Dataset:
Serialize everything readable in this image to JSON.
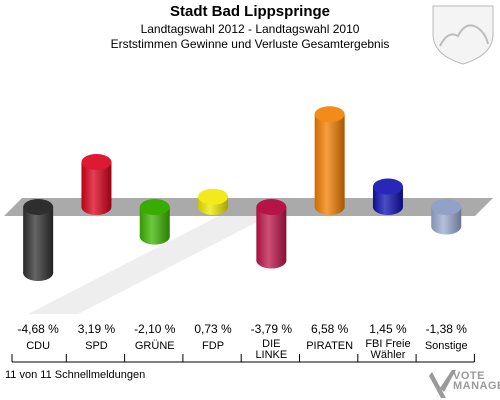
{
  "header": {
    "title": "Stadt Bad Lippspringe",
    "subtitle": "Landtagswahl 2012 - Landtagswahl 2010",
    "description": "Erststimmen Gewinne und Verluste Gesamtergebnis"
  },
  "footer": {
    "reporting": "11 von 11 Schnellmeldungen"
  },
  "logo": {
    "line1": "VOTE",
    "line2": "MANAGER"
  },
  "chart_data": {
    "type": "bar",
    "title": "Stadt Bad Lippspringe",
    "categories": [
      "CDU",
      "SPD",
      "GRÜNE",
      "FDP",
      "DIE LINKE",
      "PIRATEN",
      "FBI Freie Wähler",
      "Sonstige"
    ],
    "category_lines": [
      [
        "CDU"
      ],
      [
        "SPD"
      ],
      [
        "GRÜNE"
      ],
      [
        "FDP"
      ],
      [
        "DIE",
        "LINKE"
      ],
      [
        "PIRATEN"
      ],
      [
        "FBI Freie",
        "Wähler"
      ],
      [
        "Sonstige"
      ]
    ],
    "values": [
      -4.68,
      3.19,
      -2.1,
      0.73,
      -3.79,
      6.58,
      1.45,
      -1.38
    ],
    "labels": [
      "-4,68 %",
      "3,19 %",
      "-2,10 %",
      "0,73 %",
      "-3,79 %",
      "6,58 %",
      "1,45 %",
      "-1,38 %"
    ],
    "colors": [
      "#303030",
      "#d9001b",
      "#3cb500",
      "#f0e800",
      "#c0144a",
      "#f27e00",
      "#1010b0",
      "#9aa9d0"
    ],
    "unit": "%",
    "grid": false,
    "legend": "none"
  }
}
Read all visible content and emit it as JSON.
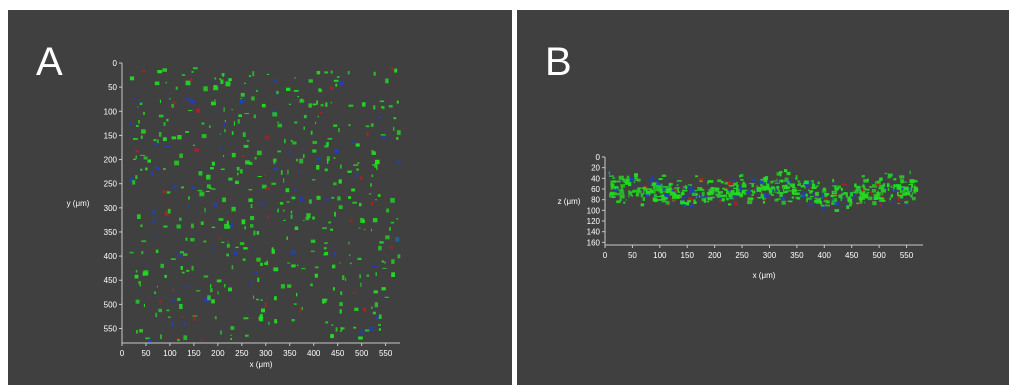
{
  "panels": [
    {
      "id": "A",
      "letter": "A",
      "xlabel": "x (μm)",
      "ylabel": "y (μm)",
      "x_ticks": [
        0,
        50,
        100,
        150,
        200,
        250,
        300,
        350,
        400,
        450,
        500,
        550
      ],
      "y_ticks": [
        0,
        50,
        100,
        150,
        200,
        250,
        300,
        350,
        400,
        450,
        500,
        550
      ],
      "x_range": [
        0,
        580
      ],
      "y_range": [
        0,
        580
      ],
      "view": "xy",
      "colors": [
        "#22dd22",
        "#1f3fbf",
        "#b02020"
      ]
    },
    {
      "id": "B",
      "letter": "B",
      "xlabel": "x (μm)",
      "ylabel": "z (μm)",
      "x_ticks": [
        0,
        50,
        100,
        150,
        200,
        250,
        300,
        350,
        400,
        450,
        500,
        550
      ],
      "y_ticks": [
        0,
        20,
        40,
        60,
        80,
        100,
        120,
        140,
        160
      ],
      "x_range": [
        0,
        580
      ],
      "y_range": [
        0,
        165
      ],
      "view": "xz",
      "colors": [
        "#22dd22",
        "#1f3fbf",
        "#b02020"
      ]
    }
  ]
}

Stated problem: Leave out all pictures, then copy the remaining material exactly.

Expected output:
Serialize everything readable in this image to JSON.
{
  "header": {
    "title": "Stadt Bad Lippspringe",
    "subtitle": "Landtagswahl 2012 - Landtagswahl 2010",
    "description": "Erststimmen Gewinne und Verluste Gesamtergebnis"
  },
  "footer": {
    "reporting": "11 von 11 Schnellmeldungen"
  },
  "logo": {
    "line1": "VOTE",
    "line2": "MANAGER"
  },
  "chart_data": {
    "type": "bar",
    "title": "Stadt Bad Lippspringe",
    "categories": [
      "CDU",
      "SPD",
      "GRÜNE",
      "FDP",
      "DIE LINKE",
      "PIRATEN",
      "FBI Freie Wähler",
      "Sonstige"
    ],
    "category_lines": [
      [
        "CDU"
      ],
      [
        "SPD"
      ],
      [
        "GRÜNE"
      ],
      [
        "FDP"
      ],
      [
        "DIE",
        "LINKE"
      ],
      [
        "PIRATEN"
      ],
      [
        "FBI Freie",
        "Wähler"
      ],
      [
        "Sonstige"
      ]
    ],
    "values": [
      -4.68,
      3.19,
      -2.1,
      0.73,
      -3.79,
      6.58,
      1.45,
      -1.38
    ],
    "labels": [
      "-4,68 %",
      "3,19 %",
      "-2,10 %",
      "0,73 %",
      "-3,79 %",
      "6,58 %",
      "1,45 %",
      "-1,38 %"
    ],
    "colors": [
      "#303030",
      "#d9001b",
      "#3cb500",
      "#f0e800",
      "#c0144a",
      "#f27e00",
      "#1010b0",
      "#9aa9d0"
    ],
    "unit": "%",
    "grid": false,
    "legend": "none"
  }
}
Read all visible content and emit it as JSON.
{
  "panels": [
    {
      "id": "A",
      "letter": "A",
      "xlabel": "x (μm)",
      "ylabel": "y (μm)",
      "x_ticks": [
        0,
        50,
        100,
        150,
        200,
        250,
        300,
        350,
        400,
        450,
        500,
        550
      ],
      "y_ticks": [
        0,
        50,
        100,
        150,
        200,
        250,
        300,
        350,
        400,
        450,
        500,
        550
      ],
      "x_range": [
        0,
        580
      ],
      "y_range": [
        0,
        580
      ],
      "view": "xy",
      "colors": [
        "#22dd22",
        "#1f3fbf",
        "#b02020"
      ]
    },
    {
      "id": "B",
      "letter": "B",
      "xlabel": "x (μm)",
      "ylabel": "z (μm)",
      "x_ticks": [
        0,
        50,
        100,
        150,
        200,
        250,
        300,
        350,
        400,
        450,
        500,
        550
      ],
      "y_ticks": [
        0,
        20,
        40,
        60,
        80,
        100,
        120,
        140,
        160
      ],
      "x_range": [
        0,
        580
      ],
      "y_range": [
        0,
        165
      ],
      "view": "xz",
      "colors": [
        "#22dd22",
        "#1f3fbf",
        "#b02020"
      ]
    }
  ]
}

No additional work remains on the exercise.